What this task involves:
From the entries below, copy every line holding the word "JSON".

(Data records)
┌────────

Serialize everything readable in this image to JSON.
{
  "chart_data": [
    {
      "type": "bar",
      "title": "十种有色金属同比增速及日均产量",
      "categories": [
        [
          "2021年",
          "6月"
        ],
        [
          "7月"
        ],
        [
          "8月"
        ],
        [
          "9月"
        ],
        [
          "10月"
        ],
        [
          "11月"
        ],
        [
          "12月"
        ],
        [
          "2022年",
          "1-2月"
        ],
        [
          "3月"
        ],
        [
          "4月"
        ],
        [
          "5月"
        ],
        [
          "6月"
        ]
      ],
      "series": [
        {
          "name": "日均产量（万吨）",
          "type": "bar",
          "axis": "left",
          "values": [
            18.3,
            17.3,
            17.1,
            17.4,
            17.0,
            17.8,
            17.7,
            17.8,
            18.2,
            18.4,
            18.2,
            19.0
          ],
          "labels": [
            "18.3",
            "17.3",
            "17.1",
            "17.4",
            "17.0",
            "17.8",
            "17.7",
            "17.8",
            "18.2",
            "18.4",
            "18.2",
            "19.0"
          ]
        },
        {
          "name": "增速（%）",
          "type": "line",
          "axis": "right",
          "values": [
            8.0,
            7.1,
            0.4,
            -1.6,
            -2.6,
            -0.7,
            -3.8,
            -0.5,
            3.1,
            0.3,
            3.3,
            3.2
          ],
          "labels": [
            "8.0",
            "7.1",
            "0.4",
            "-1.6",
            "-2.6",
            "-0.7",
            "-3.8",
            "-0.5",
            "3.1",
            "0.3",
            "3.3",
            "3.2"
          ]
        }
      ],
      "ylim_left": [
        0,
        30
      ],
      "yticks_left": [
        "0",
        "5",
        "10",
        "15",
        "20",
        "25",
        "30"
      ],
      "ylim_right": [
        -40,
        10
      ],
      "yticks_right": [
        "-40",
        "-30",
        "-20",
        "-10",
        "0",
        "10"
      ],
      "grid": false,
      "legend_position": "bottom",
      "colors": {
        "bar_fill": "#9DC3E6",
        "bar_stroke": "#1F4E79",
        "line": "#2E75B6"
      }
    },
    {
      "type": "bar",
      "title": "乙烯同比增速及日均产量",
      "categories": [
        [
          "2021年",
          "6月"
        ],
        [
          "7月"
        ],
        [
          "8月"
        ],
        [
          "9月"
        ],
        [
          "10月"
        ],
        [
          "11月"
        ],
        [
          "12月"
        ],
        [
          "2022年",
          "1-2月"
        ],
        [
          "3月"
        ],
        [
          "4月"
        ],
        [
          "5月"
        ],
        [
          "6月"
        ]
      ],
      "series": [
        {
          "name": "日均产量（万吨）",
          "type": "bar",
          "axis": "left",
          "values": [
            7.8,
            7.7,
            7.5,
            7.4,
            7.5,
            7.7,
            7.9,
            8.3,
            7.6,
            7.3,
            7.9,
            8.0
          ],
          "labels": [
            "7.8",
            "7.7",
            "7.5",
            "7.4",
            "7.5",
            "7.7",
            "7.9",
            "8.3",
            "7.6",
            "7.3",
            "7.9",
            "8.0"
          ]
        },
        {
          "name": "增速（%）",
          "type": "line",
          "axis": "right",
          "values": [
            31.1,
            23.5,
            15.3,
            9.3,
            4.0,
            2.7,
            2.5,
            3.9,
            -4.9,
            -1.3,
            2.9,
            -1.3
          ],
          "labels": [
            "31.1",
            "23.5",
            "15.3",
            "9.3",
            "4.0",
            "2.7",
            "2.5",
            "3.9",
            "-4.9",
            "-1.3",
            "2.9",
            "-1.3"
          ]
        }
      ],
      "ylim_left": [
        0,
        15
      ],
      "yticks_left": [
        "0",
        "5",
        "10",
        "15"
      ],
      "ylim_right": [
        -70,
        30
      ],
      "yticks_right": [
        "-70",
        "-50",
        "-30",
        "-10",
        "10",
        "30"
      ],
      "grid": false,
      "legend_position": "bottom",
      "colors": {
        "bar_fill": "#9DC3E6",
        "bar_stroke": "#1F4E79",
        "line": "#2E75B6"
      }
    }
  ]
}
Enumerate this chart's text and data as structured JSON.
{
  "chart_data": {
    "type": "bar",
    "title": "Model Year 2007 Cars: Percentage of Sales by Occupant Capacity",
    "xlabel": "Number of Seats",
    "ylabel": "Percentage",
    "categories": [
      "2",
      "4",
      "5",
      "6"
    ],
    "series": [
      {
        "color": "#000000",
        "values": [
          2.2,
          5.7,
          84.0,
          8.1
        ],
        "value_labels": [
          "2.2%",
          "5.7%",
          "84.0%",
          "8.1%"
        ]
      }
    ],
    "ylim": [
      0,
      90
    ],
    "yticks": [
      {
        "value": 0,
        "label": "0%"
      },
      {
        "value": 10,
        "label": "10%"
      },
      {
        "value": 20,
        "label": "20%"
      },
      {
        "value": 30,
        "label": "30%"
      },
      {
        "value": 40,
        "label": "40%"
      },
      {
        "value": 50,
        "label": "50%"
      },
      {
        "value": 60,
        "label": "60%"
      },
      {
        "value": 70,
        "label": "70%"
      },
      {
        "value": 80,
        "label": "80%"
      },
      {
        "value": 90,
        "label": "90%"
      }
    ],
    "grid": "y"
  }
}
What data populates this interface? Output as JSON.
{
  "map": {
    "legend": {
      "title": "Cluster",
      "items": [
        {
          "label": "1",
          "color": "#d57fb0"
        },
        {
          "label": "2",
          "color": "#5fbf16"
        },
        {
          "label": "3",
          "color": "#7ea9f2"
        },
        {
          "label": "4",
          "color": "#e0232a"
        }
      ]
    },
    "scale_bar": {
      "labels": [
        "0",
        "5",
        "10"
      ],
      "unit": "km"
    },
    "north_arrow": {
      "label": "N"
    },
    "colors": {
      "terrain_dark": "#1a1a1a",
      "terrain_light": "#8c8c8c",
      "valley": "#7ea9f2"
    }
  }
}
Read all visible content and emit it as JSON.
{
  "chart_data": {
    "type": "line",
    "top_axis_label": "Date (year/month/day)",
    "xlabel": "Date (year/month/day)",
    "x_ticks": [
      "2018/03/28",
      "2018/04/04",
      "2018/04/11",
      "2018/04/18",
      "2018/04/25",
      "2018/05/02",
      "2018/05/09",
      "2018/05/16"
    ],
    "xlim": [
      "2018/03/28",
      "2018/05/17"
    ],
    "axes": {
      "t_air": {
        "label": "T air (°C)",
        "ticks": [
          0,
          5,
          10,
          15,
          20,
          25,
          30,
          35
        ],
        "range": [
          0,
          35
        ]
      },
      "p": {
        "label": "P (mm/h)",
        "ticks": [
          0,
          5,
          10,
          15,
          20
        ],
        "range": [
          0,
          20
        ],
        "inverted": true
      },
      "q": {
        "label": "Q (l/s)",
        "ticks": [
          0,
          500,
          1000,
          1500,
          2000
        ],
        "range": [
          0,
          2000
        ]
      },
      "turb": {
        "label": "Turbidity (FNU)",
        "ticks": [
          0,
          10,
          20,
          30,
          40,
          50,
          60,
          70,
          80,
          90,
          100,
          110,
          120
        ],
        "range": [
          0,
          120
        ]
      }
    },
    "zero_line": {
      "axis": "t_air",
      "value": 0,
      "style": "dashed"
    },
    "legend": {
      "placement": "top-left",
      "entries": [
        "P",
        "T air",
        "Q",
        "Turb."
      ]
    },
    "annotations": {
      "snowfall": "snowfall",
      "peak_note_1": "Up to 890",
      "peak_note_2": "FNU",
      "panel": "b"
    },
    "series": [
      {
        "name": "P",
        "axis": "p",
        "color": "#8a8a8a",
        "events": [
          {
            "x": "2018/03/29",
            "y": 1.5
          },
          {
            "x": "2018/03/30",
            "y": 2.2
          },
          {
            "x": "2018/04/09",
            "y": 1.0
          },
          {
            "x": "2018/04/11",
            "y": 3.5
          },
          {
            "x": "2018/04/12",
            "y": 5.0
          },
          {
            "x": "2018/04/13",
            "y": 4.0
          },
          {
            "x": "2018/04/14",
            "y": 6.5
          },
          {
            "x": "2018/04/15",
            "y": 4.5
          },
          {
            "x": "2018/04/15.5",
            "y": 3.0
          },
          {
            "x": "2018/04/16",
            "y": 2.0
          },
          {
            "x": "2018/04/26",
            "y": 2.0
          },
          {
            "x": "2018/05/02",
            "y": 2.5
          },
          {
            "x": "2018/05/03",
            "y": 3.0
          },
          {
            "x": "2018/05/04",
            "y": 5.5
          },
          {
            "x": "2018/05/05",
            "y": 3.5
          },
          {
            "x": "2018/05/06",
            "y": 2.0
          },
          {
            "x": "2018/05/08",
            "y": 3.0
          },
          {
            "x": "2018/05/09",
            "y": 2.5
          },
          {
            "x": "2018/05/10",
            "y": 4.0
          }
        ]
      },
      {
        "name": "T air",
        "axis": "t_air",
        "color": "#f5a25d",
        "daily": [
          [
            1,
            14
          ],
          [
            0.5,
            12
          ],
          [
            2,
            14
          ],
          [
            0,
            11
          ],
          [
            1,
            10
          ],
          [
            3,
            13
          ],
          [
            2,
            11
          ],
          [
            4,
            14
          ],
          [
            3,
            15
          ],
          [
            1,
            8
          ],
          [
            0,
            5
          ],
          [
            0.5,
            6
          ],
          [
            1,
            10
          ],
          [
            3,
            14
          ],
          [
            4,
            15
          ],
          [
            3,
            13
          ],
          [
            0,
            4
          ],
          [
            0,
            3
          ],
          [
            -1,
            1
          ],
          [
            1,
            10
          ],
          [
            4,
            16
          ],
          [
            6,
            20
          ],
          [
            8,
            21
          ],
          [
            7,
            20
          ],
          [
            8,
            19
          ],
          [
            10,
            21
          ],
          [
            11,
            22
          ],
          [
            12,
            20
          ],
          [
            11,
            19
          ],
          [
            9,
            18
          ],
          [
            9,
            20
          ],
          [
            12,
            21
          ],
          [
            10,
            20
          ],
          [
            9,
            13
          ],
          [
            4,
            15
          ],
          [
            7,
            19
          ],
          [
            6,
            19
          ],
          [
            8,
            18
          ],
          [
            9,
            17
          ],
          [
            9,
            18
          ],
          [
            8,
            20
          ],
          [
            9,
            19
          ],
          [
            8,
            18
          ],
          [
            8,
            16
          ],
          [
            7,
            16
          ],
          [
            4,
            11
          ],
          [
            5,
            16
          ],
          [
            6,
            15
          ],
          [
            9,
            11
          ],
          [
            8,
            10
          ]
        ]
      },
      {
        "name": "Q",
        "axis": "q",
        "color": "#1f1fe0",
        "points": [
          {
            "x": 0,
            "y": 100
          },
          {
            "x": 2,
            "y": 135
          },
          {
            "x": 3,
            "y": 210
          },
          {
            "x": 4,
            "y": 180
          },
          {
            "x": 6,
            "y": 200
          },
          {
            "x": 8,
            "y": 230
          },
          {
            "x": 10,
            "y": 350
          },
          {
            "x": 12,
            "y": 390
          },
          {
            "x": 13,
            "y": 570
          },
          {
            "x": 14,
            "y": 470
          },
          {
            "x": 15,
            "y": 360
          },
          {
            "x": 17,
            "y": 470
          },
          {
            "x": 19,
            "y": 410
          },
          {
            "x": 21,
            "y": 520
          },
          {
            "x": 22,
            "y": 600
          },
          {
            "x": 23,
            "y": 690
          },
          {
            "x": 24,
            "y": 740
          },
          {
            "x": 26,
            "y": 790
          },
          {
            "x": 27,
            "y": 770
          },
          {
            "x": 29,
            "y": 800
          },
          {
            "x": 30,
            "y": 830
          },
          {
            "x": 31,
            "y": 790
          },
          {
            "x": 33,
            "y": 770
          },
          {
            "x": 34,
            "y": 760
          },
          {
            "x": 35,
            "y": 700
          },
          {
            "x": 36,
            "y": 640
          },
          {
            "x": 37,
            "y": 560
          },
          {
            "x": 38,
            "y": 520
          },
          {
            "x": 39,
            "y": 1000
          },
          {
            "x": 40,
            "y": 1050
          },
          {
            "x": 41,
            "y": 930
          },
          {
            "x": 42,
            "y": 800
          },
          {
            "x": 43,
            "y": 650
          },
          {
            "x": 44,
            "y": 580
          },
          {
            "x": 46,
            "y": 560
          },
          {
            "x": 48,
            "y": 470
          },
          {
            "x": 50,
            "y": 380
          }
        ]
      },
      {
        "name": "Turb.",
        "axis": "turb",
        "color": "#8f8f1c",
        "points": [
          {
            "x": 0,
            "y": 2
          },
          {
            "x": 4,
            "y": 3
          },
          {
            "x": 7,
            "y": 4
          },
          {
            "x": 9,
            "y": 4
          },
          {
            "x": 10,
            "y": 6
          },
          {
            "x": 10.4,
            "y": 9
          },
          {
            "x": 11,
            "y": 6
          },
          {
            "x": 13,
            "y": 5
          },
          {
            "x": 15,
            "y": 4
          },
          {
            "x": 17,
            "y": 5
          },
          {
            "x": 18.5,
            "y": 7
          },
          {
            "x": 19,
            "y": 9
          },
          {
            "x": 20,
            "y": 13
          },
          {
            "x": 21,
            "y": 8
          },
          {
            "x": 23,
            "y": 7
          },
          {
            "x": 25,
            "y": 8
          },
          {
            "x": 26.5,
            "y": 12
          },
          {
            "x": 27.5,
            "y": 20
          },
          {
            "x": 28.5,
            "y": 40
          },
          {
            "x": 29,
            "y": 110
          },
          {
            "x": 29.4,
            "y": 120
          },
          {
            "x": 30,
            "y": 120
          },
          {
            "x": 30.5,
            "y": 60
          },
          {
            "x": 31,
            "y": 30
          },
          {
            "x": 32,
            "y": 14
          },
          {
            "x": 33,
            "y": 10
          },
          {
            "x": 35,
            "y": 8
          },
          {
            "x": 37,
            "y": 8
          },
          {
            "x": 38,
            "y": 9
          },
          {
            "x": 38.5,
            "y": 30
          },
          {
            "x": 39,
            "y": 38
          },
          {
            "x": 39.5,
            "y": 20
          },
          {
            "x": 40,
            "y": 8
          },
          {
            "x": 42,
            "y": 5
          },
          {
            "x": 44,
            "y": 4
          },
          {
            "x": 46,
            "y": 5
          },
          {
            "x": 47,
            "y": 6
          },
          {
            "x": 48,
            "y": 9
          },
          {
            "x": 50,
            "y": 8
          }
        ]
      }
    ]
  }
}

└────────

Result below:
Serialize everything readable in this image to JSON.
Enumerate this chart's text and data as structured JSON.
What data populates this interface? Output as JSON.
Read all visible content and emit it as JSON.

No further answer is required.